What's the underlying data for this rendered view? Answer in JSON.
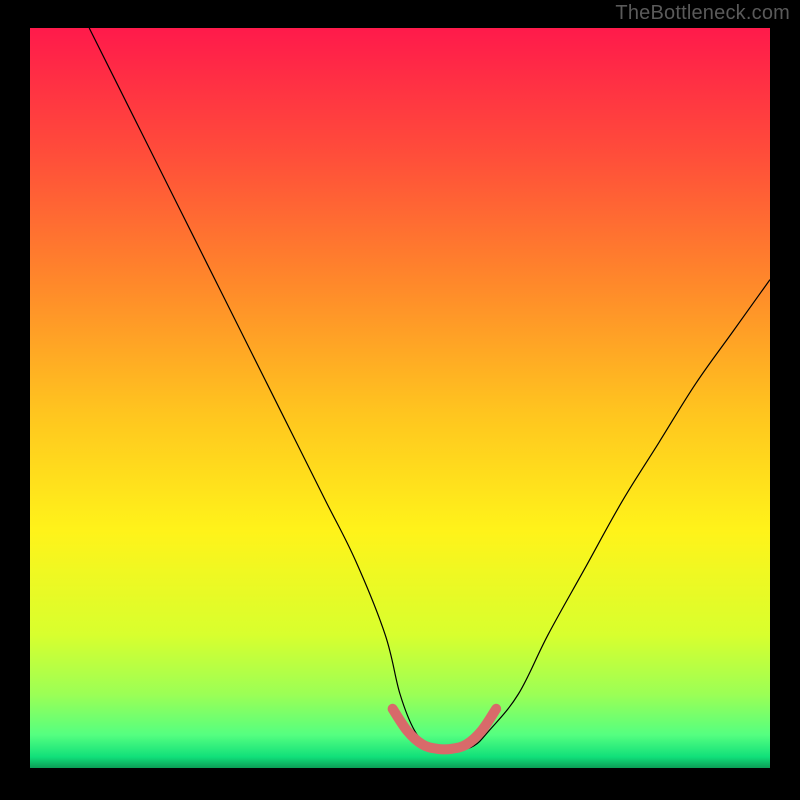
{
  "watermark": "TheBottleneck.com",
  "chart_data": {
    "type": "line",
    "title": "",
    "xlabel": "",
    "ylabel": "",
    "xlim": [
      0,
      100
    ],
    "ylim": [
      0,
      100
    ],
    "grid": false,
    "legend": null,
    "background_gradient": {
      "stops": [
        {
          "offset": 0.0,
          "color": "#ff1a4b"
        },
        {
          "offset": 0.17,
          "color": "#ff4d3a"
        },
        {
          "offset": 0.35,
          "color": "#ff8a2a"
        },
        {
          "offset": 0.52,
          "color": "#ffc51f"
        },
        {
          "offset": 0.68,
          "color": "#fff31a"
        },
        {
          "offset": 0.82,
          "color": "#d8ff2e"
        },
        {
          "offset": 0.9,
          "color": "#9cff55"
        },
        {
          "offset": 0.955,
          "color": "#55ff80"
        },
        {
          "offset": 0.985,
          "color": "#11e07a"
        },
        {
          "offset": 1.0,
          "color": "#0b9d55"
        }
      ]
    },
    "series": [
      {
        "name": "bottleneck-curve",
        "stroke": "#000000",
        "stroke_width": 1.2,
        "x": [
          8,
          12,
          16,
          20,
          24,
          28,
          32,
          36,
          40,
          44,
          48,
          50,
          52,
          54,
          56,
          58,
          60,
          62,
          66,
          70,
          75,
          80,
          85,
          90,
          95,
          100
        ],
        "y": [
          100,
          92,
          84,
          76,
          68,
          60,
          52,
          44,
          36,
          28,
          18,
          10,
          5,
          3,
          2.5,
          2.5,
          3,
          5,
          10,
          18,
          27,
          36,
          44,
          52,
          59,
          66
        ]
      },
      {
        "name": "min-bottleneck-highlight",
        "stroke": "#d86a6a",
        "stroke_width": 10,
        "linecap": "round",
        "x": [
          49,
          51,
          53,
          55,
          57,
          59,
          61,
          63
        ],
        "y": [
          8,
          5,
          3.2,
          2.6,
          2.6,
          3.2,
          5,
          8
        ]
      }
    ]
  }
}
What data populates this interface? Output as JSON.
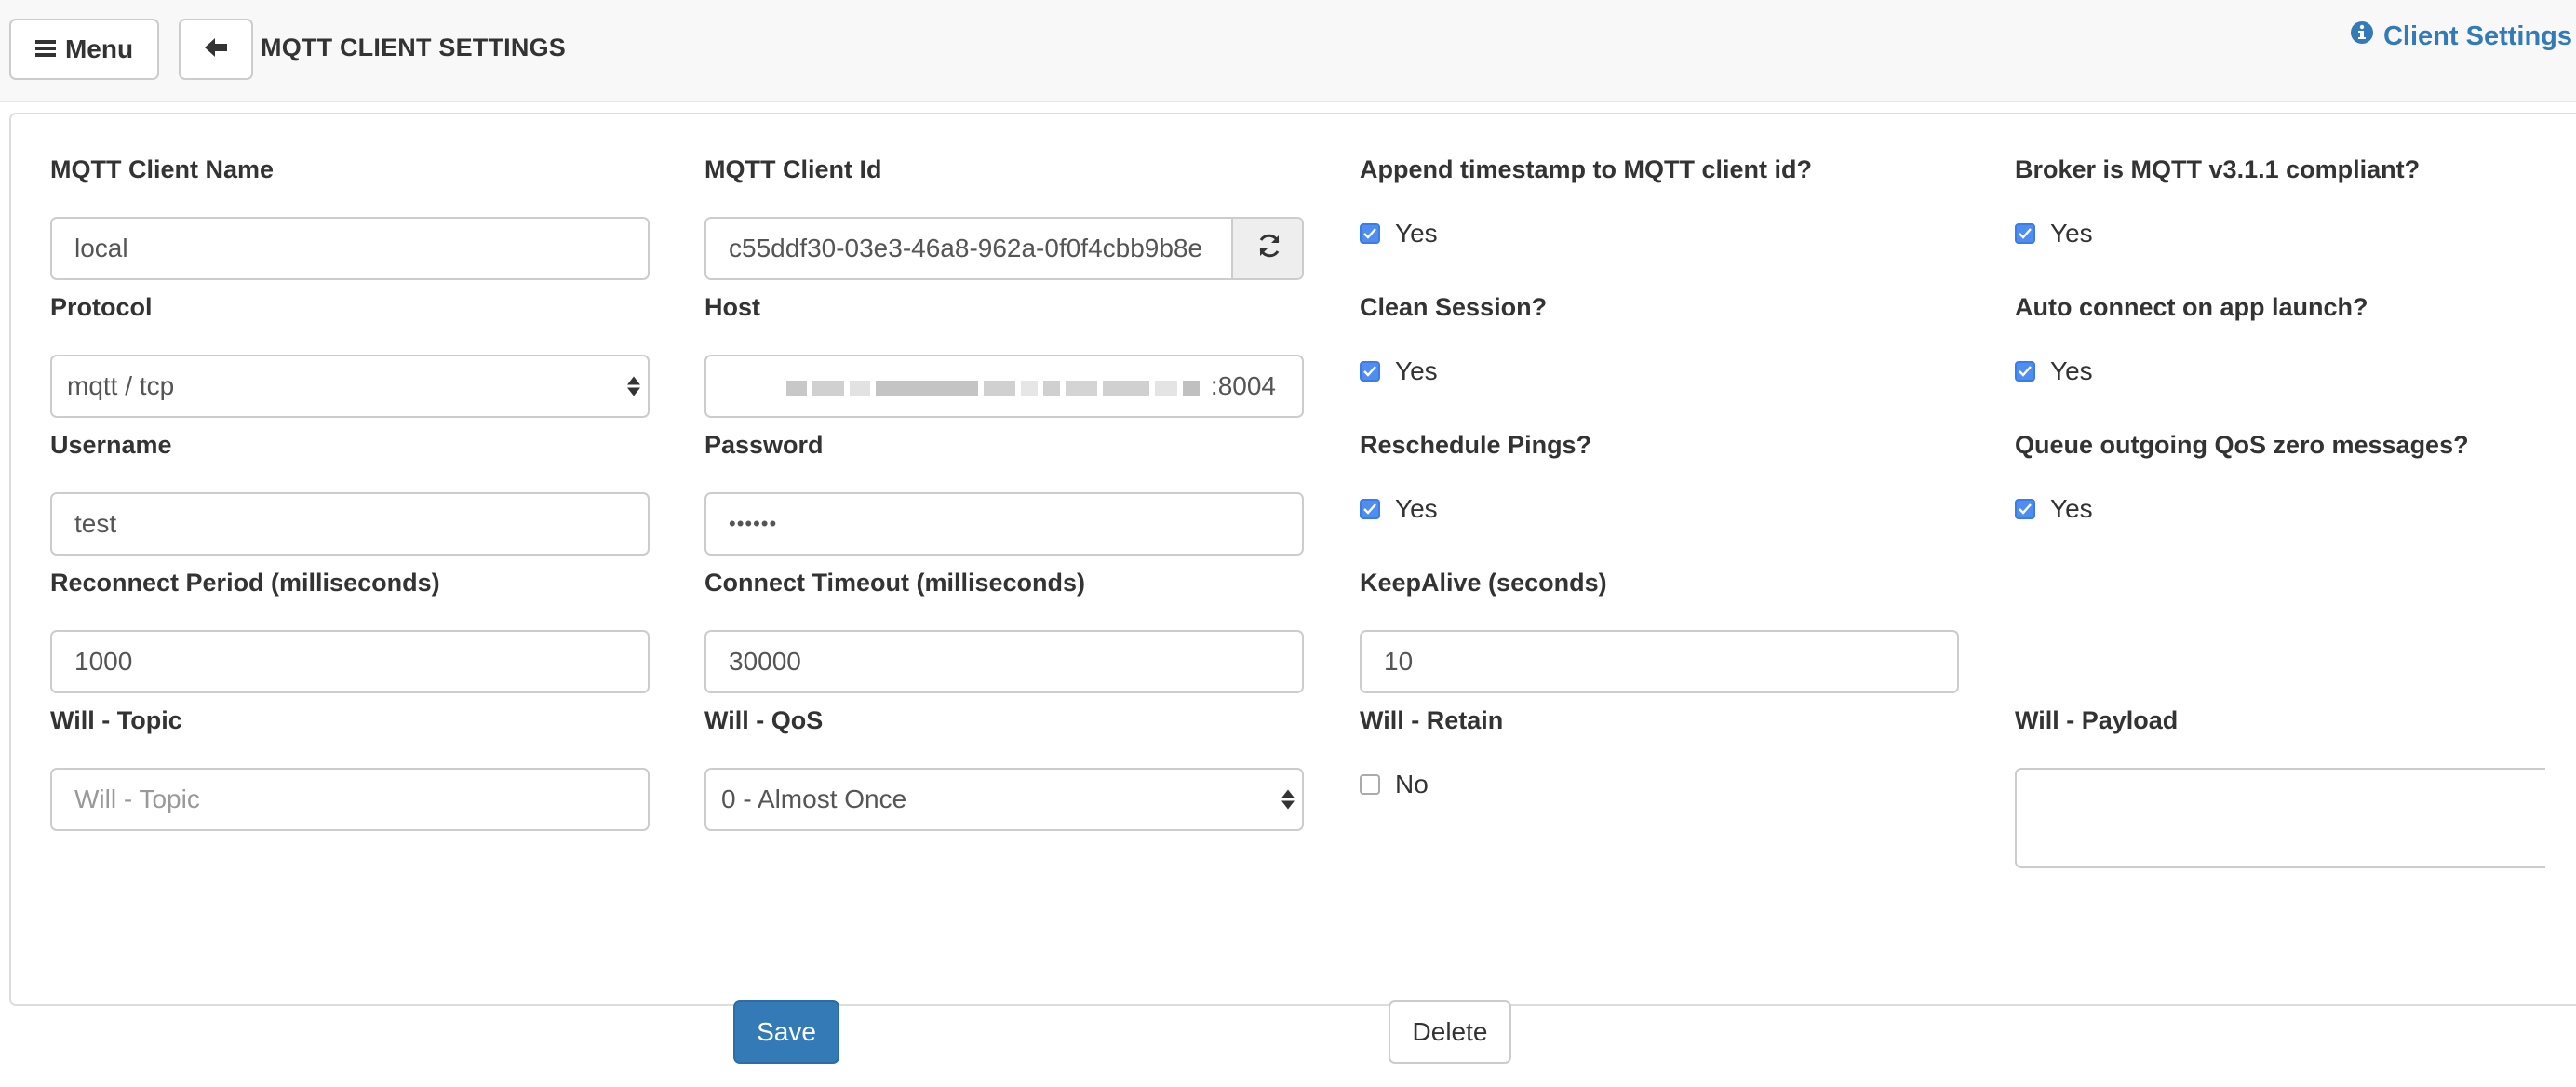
{
  "header": {
    "menu_label": "Menu",
    "title": "MQTT CLIENT SETTINGS",
    "help_link": "Client Settings"
  },
  "form": {
    "client_name": {
      "label": "MQTT Client Name",
      "value": "local"
    },
    "client_id": {
      "label": "MQTT Client Id",
      "value": "c55ddf30-03e3-46a8-962a-0f0f4cbb9b8e"
    },
    "append_timestamp": {
      "label": "Append timestamp to MQTT client id?",
      "option": "Yes",
      "checked": true
    },
    "broker_compliant": {
      "label": "Broker is MQTT v3.1.1 compliant?",
      "option": "Yes",
      "checked": true
    },
    "protocol": {
      "label": "Protocol",
      "value": "mqtt / tcp"
    },
    "host": {
      "label": "Host",
      "value_suffix": ":8004"
    },
    "clean_session": {
      "label": "Clean Session?",
      "option": "Yes",
      "checked": true
    },
    "auto_connect": {
      "label": "Auto connect on app launch?",
      "option": "Yes",
      "checked": true
    },
    "username": {
      "label": "Username",
      "value": "test"
    },
    "password": {
      "label": "Password",
      "value": "••••••"
    },
    "reschedule_pings": {
      "label": "Reschedule Pings?",
      "option": "Yes",
      "checked": true
    },
    "queue_qos_zero": {
      "label": "Queue outgoing QoS zero messages?",
      "option": "Yes",
      "checked": true
    },
    "reconnect_period": {
      "label": "Reconnect Period (milliseconds)",
      "value": "1000"
    },
    "connect_timeout": {
      "label": "Connect Timeout (milliseconds)",
      "value": "30000"
    },
    "keepalive": {
      "label": "KeepAlive (seconds)",
      "value": "10"
    },
    "will_topic": {
      "label": "Will - Topic",
      "placeholder": "Will - Topic"
    },
    "will_qos": {
      "label": "Will - QoS",
      "value": "0 - Almost Once"
    },
    "will_retain": {
      "label": "Will - Retain",
      "option": "No",
      "checked": false
    },
    "will_payload": {
      "label": "Will - Payload",
      "value": ""
    }
  },
  "actions": {
    "save_label": "Save",
    "delete_label": "Delete"
  },
  "colors": {
    "accent": "#337ab7",
    "checkbox": "#4f8ef0"
  }
}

====

Work instructions ▸ Identify all lines where the word "this" shows up. Copy them.

Expected output ▸
What's the underlying data for this rendered view? Answer in JSON.
What data populates this interface? Output as JSON.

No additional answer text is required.